Instruction - The exercise asks you to copy every line below in which "patterns" appears.

Exercise data -
============
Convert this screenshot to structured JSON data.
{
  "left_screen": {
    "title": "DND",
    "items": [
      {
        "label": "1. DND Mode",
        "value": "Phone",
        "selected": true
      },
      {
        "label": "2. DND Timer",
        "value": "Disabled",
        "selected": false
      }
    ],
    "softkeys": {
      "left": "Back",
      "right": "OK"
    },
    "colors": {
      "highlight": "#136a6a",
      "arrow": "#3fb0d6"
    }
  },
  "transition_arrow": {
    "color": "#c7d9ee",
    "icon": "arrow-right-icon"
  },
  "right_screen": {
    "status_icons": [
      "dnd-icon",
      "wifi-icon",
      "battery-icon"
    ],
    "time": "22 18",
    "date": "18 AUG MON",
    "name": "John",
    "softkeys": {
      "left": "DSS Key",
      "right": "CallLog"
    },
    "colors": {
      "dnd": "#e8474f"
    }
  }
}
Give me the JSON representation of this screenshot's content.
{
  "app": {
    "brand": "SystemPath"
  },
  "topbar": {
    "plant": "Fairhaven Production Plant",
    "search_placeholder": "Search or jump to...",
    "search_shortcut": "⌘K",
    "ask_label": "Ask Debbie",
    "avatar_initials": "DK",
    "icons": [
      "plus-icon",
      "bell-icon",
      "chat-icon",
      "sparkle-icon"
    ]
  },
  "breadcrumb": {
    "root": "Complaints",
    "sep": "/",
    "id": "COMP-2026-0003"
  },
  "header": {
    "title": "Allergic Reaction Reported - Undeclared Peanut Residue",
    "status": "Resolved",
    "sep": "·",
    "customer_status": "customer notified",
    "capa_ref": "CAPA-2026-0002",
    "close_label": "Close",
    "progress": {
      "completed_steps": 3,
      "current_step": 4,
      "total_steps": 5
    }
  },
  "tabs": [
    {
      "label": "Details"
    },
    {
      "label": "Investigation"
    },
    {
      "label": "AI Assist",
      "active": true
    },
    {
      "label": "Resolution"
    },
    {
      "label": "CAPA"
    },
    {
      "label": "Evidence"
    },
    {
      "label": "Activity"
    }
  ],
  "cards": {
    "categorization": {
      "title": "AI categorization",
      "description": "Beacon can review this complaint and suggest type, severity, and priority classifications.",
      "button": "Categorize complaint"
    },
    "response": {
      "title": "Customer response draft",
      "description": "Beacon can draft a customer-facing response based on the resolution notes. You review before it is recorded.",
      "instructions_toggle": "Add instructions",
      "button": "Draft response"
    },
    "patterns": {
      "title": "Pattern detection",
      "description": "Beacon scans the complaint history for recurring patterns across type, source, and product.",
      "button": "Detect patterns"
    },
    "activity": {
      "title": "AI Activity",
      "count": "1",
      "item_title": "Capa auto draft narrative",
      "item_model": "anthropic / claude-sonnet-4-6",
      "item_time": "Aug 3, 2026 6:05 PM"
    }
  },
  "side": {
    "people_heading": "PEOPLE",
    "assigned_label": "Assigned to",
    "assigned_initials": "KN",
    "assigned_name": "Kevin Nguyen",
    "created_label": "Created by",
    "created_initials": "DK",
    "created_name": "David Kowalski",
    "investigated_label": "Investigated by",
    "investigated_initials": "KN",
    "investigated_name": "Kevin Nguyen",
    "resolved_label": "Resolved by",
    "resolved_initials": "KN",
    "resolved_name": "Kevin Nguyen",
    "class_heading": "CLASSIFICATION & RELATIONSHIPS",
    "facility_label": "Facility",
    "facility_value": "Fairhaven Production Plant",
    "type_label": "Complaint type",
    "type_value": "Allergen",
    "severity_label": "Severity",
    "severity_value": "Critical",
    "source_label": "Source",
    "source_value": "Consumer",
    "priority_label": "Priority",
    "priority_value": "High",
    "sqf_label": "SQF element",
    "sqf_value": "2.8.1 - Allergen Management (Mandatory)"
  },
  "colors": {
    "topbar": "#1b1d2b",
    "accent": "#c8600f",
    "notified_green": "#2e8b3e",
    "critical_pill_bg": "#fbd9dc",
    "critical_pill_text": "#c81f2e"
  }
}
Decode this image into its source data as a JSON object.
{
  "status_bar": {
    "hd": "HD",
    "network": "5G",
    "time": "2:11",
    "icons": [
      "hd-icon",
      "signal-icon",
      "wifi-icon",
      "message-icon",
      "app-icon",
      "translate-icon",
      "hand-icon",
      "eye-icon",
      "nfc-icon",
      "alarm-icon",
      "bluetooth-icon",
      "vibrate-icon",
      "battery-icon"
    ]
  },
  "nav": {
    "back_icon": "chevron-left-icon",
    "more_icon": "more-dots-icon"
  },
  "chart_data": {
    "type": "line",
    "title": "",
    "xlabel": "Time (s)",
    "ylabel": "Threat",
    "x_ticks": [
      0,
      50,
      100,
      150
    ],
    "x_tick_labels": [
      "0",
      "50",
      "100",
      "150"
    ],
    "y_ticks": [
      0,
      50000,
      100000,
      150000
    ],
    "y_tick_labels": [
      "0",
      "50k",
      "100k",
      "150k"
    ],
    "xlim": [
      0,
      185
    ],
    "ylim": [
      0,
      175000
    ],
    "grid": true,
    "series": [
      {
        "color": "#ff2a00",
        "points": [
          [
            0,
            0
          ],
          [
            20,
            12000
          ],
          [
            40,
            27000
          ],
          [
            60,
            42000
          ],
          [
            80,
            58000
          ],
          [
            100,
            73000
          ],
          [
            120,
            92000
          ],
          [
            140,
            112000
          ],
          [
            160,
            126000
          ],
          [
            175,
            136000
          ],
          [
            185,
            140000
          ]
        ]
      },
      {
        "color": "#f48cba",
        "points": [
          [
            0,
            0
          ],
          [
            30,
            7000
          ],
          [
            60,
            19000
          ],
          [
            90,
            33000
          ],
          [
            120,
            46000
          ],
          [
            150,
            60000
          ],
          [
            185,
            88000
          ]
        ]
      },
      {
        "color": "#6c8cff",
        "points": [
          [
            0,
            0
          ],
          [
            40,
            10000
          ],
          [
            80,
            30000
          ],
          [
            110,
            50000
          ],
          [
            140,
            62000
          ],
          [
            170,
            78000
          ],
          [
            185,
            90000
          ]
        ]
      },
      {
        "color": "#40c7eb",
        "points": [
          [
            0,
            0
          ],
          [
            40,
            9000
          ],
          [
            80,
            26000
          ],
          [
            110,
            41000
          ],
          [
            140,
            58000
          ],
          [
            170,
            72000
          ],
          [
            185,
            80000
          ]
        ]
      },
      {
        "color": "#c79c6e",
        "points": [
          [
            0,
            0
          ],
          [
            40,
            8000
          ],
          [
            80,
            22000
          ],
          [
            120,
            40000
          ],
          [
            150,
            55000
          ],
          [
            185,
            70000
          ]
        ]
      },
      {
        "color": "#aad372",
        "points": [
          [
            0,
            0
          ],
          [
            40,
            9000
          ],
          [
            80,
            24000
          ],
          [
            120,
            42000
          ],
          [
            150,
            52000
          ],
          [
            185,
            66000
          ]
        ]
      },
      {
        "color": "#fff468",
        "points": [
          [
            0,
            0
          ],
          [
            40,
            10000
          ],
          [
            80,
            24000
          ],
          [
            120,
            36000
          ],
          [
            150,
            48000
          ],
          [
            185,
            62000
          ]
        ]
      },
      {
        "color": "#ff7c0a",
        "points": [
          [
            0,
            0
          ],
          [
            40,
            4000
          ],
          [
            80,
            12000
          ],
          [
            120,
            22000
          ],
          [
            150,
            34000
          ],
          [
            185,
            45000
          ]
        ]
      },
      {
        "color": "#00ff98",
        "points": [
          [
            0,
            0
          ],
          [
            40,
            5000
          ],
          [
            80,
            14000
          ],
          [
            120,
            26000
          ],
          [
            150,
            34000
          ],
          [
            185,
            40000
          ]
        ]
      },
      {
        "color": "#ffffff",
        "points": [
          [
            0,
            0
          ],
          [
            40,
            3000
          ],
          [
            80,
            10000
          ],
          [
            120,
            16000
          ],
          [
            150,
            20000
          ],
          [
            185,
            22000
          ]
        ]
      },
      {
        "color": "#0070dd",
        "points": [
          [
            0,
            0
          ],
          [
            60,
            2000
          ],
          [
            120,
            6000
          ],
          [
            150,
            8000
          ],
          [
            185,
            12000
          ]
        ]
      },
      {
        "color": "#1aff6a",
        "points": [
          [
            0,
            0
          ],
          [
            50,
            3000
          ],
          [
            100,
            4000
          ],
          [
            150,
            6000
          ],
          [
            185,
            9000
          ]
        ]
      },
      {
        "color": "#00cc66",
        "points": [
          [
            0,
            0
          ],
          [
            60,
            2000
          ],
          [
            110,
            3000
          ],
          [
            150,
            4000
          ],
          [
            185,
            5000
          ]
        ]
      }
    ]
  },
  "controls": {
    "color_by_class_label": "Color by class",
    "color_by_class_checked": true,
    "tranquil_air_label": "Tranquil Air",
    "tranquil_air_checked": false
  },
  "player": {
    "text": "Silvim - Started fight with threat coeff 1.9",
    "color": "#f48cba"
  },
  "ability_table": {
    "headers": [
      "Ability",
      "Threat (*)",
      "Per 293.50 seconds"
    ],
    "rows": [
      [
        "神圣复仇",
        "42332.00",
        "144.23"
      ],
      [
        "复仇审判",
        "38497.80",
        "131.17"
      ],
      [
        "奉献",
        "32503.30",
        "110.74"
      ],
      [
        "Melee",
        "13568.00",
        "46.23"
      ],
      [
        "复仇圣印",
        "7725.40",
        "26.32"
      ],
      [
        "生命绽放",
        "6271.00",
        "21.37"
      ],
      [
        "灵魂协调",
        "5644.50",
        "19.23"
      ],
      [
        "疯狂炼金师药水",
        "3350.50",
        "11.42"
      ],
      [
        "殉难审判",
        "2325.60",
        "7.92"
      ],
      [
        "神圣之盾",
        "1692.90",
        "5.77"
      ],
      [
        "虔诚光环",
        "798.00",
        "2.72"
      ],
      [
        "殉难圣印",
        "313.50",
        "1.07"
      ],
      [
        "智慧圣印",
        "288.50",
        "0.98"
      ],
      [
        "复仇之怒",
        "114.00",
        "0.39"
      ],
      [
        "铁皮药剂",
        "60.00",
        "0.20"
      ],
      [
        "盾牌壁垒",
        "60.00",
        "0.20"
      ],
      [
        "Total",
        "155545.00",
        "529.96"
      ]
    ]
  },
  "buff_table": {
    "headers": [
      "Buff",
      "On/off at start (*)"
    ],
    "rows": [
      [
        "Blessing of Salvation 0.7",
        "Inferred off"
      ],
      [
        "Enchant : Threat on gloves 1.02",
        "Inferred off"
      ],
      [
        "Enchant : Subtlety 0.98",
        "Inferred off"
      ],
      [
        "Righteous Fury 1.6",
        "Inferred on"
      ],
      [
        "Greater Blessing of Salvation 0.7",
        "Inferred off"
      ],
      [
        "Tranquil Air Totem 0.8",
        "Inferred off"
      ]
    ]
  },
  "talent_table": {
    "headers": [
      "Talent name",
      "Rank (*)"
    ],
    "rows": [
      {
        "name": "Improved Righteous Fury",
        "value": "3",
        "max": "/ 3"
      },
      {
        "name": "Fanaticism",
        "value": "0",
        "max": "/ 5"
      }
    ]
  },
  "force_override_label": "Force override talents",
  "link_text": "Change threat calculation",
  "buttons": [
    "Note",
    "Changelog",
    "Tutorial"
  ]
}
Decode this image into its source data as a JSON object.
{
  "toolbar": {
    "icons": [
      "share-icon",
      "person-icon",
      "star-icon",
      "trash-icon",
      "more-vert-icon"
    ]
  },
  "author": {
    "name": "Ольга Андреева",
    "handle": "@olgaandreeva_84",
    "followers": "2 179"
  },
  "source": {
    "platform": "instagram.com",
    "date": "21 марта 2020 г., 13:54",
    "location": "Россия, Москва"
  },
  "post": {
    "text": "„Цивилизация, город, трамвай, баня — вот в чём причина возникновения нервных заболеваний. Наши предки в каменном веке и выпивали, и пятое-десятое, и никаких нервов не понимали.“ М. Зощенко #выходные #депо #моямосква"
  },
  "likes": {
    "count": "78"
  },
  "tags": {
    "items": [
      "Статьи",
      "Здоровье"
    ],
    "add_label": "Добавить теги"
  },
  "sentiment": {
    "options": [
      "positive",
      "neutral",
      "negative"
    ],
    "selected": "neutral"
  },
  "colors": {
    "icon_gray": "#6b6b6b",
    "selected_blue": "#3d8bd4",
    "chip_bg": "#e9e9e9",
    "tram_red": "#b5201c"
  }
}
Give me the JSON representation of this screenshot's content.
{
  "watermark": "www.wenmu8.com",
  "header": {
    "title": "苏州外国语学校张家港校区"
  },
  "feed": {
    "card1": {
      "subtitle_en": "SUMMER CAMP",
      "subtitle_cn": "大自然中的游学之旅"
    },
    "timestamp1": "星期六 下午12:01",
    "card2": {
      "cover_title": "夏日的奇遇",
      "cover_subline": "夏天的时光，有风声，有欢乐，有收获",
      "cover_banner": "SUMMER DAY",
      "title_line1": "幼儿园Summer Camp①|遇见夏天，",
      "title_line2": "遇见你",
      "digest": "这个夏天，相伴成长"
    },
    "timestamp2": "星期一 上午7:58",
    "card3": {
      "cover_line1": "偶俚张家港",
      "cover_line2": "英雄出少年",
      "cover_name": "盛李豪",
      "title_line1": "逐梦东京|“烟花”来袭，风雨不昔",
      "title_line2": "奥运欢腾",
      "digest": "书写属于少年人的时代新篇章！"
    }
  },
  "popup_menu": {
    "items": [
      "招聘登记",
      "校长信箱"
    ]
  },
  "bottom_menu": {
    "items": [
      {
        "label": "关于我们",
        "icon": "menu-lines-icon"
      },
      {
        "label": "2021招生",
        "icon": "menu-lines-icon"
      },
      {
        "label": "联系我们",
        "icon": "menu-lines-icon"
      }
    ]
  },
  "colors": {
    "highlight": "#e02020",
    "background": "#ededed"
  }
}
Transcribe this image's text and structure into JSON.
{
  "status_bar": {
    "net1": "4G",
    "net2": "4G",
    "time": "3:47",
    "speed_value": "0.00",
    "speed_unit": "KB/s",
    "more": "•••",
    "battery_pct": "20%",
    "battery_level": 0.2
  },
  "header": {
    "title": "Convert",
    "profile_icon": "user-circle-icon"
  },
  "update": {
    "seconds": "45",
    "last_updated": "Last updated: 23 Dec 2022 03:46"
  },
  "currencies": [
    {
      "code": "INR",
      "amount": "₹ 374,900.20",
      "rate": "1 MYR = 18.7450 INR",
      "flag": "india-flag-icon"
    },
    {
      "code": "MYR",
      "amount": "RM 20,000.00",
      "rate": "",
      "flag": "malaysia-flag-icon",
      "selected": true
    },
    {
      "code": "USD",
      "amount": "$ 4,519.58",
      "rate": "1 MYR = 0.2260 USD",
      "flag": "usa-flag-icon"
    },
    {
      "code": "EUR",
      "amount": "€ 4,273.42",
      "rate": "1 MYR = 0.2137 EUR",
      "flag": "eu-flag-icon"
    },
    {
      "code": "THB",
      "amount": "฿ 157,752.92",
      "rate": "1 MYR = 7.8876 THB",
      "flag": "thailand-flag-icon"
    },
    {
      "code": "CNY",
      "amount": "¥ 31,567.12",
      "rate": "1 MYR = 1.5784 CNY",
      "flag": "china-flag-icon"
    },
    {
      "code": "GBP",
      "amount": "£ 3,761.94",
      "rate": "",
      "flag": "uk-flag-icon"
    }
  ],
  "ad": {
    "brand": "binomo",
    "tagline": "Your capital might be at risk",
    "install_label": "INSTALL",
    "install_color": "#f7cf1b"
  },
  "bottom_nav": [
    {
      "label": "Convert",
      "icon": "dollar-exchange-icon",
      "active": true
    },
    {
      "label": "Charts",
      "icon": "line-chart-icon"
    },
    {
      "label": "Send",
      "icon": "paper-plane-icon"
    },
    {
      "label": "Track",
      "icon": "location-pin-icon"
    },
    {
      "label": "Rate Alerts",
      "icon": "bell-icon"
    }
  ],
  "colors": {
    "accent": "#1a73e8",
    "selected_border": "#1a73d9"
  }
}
============
Full response -
    "patterns": {
      "description": "Beacon scans the complaint history for recurring patterns across type, source, and product.",
      "button": "Detect patterns"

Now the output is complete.